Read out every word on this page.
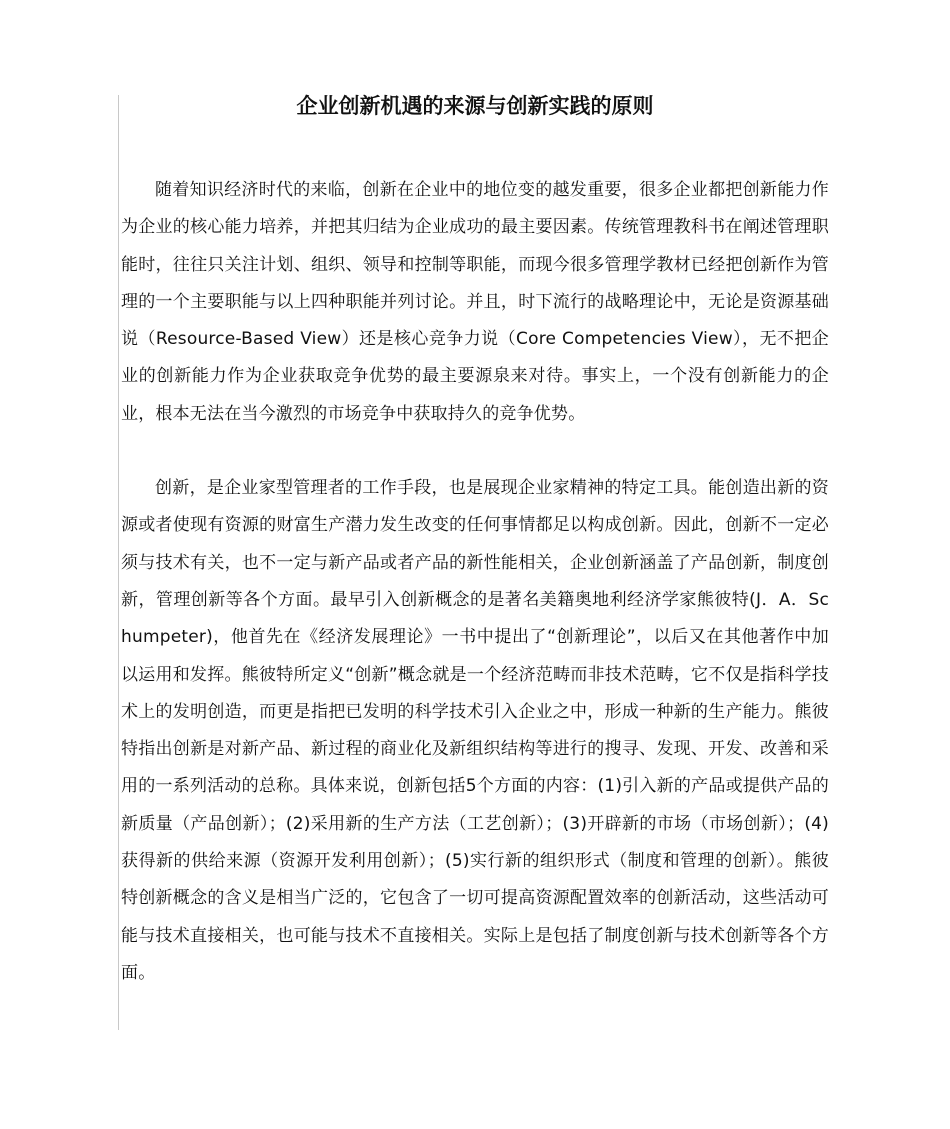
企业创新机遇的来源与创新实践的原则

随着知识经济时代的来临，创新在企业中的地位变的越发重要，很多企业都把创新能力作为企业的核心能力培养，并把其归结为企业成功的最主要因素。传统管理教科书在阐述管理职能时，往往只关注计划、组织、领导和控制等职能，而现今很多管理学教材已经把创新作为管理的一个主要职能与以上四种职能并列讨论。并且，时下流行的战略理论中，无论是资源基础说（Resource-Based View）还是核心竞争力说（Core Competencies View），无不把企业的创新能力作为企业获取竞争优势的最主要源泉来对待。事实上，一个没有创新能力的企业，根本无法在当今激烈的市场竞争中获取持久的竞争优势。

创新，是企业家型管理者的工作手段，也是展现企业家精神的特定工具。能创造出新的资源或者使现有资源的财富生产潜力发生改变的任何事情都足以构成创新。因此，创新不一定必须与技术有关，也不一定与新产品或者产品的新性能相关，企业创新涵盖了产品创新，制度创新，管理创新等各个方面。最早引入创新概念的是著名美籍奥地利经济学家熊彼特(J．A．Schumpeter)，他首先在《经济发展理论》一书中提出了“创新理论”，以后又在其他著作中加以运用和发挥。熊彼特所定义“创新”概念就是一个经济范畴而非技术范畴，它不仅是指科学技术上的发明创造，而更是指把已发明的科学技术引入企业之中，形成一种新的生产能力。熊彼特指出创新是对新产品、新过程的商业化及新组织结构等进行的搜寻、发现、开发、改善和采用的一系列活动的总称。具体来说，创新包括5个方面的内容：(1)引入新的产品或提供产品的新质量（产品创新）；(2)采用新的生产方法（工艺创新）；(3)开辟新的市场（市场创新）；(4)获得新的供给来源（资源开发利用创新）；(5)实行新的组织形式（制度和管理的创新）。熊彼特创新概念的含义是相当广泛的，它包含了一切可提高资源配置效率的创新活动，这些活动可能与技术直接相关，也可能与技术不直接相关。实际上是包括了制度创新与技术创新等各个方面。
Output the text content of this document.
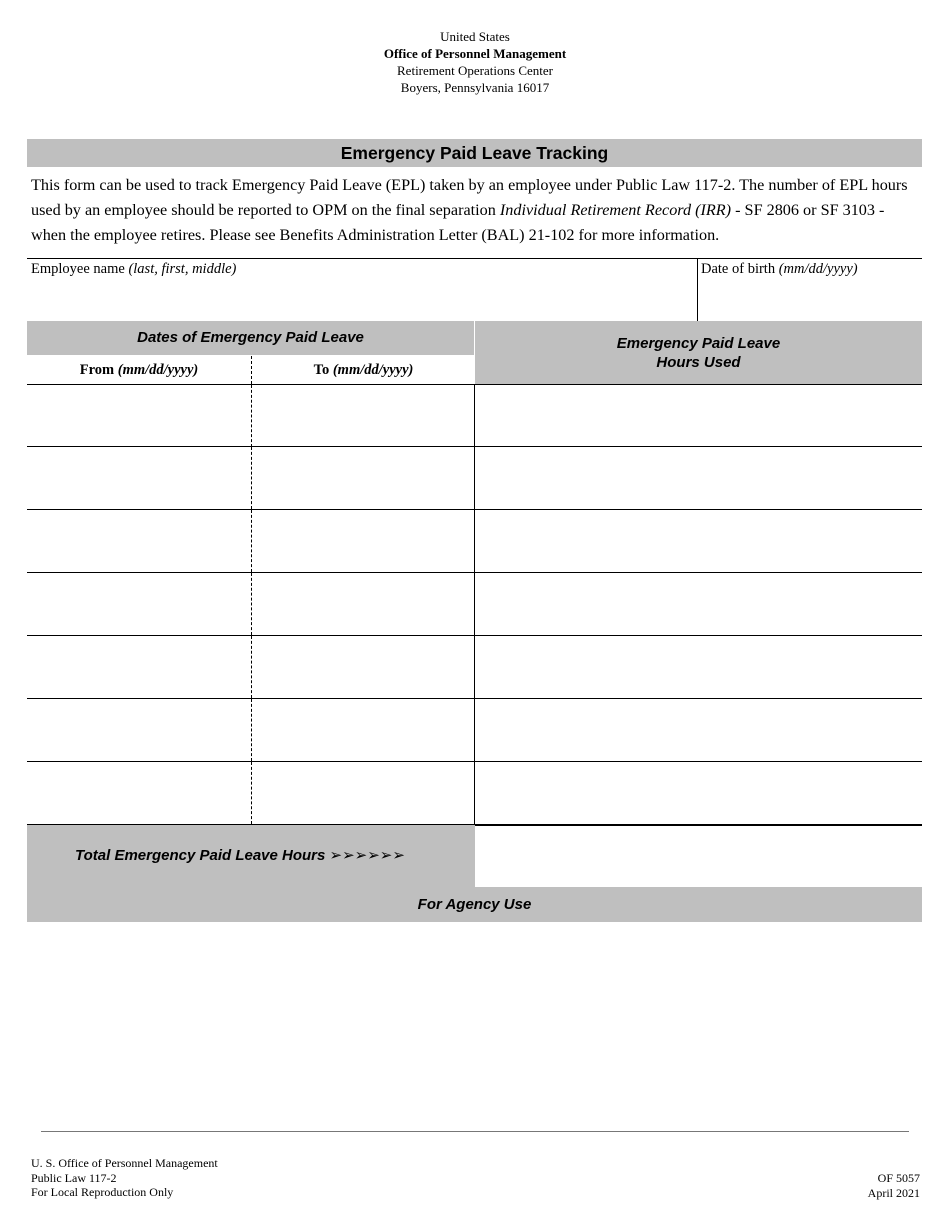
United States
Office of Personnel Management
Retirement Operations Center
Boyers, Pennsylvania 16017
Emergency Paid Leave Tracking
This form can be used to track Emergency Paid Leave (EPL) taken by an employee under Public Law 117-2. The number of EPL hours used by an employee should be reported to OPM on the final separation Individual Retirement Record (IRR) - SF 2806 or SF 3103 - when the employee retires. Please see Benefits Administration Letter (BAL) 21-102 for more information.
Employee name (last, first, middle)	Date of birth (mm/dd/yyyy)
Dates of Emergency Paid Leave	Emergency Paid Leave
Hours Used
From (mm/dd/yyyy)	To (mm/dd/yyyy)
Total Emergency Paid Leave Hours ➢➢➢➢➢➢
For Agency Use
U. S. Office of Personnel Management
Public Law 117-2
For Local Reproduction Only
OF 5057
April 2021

Task objective:
Quote every line word for word and keep the images out of the copy.

Task response:
Read out every word on this page.
企业创新机遇的来源与创新实践的原则

随着知识经济时代的来临，创新在企业中的地位变的越发重要，很多企业都把创新能力作为企业的核心能力培养，并把其归结为企业成功的最主要因素。传统管理教科书在阐述管理职能时，往往只关注计划、组织、领导和控制等职能，而现今很多管理学教材已经把创新作为管理的一个主要职能与以上四种职能并列讨论。并且，时下流行的战略理论中，无论是资源基础说（Resource-Based View）还是核心竞争力说（Core Competencies View），无不把企业的创新能力作为企业获取竞争优势的最主要源泉来对待。事实上，一个没有创新能力的企业，根本无法在当今激烈的市场竞争中获取持久的竞争优势。

创新，是企业家型管理者的工作手段，也是展现企业家精神的特定工具。能创造出新的资源或者使现有资源的财富生产潜力发生改变的任何事情都足以构成创新。因此，创新不一定必须与技术有关，也不一定与新产品或者产品的新性能相关，企业创新涵盖了产品创新，制度创新，管理创新等各个方面。最早引入创新概念的是著名美籍奥地利经济学家熊彼特(J．A．Schumpeter)，他首先在《经济发展理论》一书中提出了“创新理论”，以后又在其他著作中加以运用和发挥。熊彼特所定义“创新”概念就是一个经济范畴而非技术范畴，它不仅是指科学技术上的发明创造，而更是指把已发明的科学技术引入企业之中，形成一种新的生产能力。熊彼特指出创新是对新产品、新过程的商业化及新组织结构等进行的搜寻、发现、开发、改善和采用的一系列活动的总称。具体来说，创新包括5个方面的内容：(1)引入新的产品或提供产品的新质量（产品创新）；(2)采用新的生产方法（工艺创新）；(3)开辟新的市场（市场创新）；(4)获得新的供给来源（资源开发利用创新）；(5)实行新的组织形式（制度和管理的创新）。熊彼特创新概念的含义是相当广泛的，它包含了一切可提高资源配置效率的创新活动，这些活动可能与技术直接相关，也可能与技术不直接相关。实际上是包括了制度创新与技术创新等各个方面。
Output the text content of this document.
United States
Office of Personnel Management
Retirement Operations Center
Boyers, Pennsylvania 16017
Emergency Paid Leave Tracking
This form can be used to track Emergency Paid Leave (EPL) taken by an employee under Public Law 117-2. The number of EPL hours used by an employee should be reported to OPM on the final separation Individual Retirement Record (IRR) - SF 2806 or SF 3103 - when the employee retires. Please see Benefits Administration Letter (BAL) 21-102 for more information.
Employee name (last, first, middle)	Date of birth (mm/dd/yyyy)
Dates of Emergency Paid Leave	Emergency Paid Leave
Hours Used
From (mm/dd/yyyy)	To (mm/dd/yyyy)
Total Emergency Paid Leave Hours ➢➢➢➢➢➢
For Agency Use
U. S. Office of Personnel Management
Public Law 117-2
For Local Reproduction Only
OF 5057
April 2021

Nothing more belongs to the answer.